## Start
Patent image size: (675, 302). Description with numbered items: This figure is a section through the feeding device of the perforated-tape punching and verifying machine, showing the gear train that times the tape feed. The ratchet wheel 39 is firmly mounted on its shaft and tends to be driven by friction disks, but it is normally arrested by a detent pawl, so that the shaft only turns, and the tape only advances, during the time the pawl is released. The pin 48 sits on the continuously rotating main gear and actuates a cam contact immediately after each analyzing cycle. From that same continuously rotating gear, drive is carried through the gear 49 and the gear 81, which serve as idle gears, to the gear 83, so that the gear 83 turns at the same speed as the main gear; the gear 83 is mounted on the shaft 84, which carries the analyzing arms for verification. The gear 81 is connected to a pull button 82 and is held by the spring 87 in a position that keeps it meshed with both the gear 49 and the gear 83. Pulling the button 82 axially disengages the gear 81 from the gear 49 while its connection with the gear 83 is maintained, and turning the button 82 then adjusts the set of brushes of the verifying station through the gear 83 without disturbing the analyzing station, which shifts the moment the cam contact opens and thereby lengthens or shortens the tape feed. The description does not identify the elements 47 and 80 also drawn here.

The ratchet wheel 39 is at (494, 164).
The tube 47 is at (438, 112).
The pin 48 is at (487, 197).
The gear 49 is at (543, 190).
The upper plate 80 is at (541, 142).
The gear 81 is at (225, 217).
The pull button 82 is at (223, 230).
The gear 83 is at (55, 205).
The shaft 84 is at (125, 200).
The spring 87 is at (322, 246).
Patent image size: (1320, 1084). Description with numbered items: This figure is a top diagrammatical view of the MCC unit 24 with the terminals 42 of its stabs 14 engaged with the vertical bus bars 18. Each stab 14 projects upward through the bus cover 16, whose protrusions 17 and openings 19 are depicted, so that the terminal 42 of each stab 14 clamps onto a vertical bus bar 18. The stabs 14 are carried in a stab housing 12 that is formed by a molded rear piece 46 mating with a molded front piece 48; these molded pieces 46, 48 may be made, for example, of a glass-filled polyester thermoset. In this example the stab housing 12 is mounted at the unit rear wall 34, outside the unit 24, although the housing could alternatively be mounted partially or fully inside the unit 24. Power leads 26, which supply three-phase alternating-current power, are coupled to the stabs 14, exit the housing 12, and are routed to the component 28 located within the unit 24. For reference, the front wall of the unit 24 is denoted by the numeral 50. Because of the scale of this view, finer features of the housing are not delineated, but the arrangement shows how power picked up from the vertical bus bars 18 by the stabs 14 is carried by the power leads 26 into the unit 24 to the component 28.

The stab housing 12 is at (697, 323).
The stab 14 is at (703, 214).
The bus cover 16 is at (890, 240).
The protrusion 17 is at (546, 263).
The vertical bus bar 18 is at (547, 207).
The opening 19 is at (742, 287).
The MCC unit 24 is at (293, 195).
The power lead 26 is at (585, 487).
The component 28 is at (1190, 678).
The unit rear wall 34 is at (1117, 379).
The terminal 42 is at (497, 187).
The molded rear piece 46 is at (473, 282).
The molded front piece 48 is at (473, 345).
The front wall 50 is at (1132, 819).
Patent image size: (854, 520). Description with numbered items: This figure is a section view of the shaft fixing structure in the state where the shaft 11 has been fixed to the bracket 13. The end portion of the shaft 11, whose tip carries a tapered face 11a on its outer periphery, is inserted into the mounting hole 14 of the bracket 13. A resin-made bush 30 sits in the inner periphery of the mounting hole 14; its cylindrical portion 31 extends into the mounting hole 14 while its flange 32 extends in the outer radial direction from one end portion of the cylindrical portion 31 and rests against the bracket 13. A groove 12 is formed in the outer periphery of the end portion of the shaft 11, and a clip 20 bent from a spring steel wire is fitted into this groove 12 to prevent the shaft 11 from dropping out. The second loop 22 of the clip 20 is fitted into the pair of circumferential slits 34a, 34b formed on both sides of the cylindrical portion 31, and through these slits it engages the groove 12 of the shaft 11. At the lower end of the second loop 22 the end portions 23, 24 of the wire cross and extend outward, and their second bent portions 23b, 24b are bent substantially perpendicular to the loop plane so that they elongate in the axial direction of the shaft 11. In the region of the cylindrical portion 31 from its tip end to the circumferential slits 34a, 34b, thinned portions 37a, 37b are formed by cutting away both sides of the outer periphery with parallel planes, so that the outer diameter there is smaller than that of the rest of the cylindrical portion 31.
## End
Copy out every line of the data above that contains the word "gear".

Patent image size: (675, 302). Description with numbered items: This figure is a section through the feeding device of the perforated-tape punching and verifying machine, showing the gear train that times the tape feed. The ratchet wheel 39 is firmly mounted on its shaft and tends to be driven by friction disks, but it is normally arrested by a detent pawl, so that the shaft only turns, and the tape only advances, during the time the pawl is released. The pin 48 sits on the continuously rotating main gear and actuates a cam contact immediately after each analyzing cycle. From that same continuously rotating gear, drive is carried through the gear 49 and the gear 81, which serve as idle gears, to the gear 83, so that the gear 83 turns at the same speed as the main gear; the gear 83 is mounted on the shaft 84, which carries the analyzing arms for verification. The gear 81 is connected to a pull button 82 and is held by the spring 87 in a position that keeps it meshed with both the gear 49 and the gear 83. Pulling the button 82 axially disengages the gear 81 from the gear 49 while its connection with the gear 83 is maintained, and turning the button 82 then adjusts the set of brushes of the verifying station through the gear 83 without disturbing the analyzing station, which shifts the moment the cam contact opens and thereby lengthens or shortens the tape feed. The description does not identify the elements 47 and 80 also drawn here.
The gear 49 is at (543, 190).
The gear 81 is at (225, 217).
The gear 83 is at (55, 205).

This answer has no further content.